[SHORT PROBLEM] Report how many lines in the records hold the string "users"; give the number and nothing else.

[RECORDS FOR THIS EXERCISE]
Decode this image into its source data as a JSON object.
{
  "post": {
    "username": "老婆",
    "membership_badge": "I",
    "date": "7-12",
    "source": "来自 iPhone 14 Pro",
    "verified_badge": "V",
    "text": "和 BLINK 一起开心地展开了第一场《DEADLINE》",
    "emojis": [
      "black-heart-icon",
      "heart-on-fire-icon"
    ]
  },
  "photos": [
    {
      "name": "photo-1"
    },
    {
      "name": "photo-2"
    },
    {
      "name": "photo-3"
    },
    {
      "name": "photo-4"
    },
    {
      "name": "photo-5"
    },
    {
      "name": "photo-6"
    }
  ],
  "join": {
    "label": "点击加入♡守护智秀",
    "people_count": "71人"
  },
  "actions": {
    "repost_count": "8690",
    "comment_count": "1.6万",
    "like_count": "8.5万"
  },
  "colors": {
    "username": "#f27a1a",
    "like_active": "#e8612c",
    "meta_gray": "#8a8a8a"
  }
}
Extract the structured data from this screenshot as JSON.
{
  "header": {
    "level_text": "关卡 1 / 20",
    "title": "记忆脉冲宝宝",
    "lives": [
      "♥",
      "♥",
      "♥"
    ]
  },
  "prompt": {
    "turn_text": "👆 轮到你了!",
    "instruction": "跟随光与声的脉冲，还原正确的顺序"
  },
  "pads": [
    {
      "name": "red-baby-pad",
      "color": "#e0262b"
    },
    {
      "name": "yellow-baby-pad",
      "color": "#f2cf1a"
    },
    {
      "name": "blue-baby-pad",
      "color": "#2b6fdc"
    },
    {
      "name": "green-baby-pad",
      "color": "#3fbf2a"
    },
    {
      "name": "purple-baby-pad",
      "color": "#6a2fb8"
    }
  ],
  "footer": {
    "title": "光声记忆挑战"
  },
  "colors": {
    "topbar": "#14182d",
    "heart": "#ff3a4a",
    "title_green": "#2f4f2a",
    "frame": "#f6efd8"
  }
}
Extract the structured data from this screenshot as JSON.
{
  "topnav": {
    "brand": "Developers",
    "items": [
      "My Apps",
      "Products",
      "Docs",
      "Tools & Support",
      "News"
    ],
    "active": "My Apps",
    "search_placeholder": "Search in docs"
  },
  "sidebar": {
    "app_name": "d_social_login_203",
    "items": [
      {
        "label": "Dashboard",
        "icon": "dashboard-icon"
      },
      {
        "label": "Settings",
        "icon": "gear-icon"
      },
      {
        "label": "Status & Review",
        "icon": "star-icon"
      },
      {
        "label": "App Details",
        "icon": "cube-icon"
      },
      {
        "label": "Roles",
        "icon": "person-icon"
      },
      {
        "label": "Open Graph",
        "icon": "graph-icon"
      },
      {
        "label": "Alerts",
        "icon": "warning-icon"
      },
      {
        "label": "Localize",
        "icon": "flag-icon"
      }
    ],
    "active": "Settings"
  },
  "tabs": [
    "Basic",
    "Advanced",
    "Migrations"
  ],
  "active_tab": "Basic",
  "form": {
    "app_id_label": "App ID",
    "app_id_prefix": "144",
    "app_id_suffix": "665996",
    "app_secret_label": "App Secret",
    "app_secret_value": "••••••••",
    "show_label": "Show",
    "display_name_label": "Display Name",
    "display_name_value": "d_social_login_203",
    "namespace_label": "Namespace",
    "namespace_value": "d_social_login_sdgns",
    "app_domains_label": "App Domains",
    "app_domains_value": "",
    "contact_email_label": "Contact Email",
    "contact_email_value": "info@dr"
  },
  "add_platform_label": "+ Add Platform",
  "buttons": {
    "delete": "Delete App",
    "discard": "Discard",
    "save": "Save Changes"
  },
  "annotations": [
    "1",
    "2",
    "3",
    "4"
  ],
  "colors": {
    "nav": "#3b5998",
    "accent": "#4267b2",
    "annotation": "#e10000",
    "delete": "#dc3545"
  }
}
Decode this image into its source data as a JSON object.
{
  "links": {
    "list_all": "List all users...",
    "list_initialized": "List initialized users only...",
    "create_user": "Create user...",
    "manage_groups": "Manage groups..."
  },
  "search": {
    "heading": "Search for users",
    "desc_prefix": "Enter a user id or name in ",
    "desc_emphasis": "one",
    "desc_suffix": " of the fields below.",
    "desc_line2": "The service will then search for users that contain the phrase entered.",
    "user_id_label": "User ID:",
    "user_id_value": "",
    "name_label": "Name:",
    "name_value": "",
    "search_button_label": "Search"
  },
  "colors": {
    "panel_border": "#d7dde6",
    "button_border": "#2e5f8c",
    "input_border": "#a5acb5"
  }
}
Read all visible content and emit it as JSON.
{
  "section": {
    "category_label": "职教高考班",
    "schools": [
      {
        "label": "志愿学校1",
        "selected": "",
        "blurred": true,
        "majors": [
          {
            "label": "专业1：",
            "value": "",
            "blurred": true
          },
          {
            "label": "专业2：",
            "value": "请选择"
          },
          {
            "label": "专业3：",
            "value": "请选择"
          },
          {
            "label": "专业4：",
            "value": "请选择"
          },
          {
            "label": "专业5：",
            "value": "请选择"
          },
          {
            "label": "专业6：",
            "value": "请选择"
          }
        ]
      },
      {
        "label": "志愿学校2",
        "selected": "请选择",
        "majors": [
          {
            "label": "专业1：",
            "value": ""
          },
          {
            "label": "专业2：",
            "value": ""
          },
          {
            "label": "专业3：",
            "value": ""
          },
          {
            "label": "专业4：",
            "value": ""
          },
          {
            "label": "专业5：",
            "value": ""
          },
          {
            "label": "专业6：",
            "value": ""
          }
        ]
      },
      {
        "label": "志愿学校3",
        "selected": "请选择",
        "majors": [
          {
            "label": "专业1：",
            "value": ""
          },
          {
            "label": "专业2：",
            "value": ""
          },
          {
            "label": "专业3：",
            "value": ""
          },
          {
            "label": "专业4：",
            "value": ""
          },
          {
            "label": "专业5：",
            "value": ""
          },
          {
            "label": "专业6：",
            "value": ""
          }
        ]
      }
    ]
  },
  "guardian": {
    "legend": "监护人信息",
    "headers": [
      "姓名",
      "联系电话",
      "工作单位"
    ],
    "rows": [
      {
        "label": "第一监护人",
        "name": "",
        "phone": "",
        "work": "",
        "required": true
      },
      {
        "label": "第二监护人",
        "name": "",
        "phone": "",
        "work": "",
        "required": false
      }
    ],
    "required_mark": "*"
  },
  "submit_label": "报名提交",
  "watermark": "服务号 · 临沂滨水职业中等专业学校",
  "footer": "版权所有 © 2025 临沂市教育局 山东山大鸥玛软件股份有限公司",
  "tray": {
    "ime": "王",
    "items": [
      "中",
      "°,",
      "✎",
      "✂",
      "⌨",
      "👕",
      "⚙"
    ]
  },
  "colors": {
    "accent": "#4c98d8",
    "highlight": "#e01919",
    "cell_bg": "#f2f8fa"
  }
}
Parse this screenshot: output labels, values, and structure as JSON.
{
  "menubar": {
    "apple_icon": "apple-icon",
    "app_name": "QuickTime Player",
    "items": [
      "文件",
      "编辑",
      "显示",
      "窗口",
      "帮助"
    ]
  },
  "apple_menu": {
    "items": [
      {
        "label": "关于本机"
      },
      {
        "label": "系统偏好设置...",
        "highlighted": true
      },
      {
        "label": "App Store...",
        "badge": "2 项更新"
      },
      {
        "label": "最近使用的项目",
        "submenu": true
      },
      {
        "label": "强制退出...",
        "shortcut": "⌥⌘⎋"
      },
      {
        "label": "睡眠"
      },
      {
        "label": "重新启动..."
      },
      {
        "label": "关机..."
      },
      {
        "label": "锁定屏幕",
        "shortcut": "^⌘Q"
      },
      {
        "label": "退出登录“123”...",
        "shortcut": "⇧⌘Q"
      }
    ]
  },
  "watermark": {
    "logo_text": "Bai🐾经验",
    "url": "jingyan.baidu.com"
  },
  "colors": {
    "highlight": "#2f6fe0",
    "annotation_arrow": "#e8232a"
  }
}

[FULL OUTPUT] 4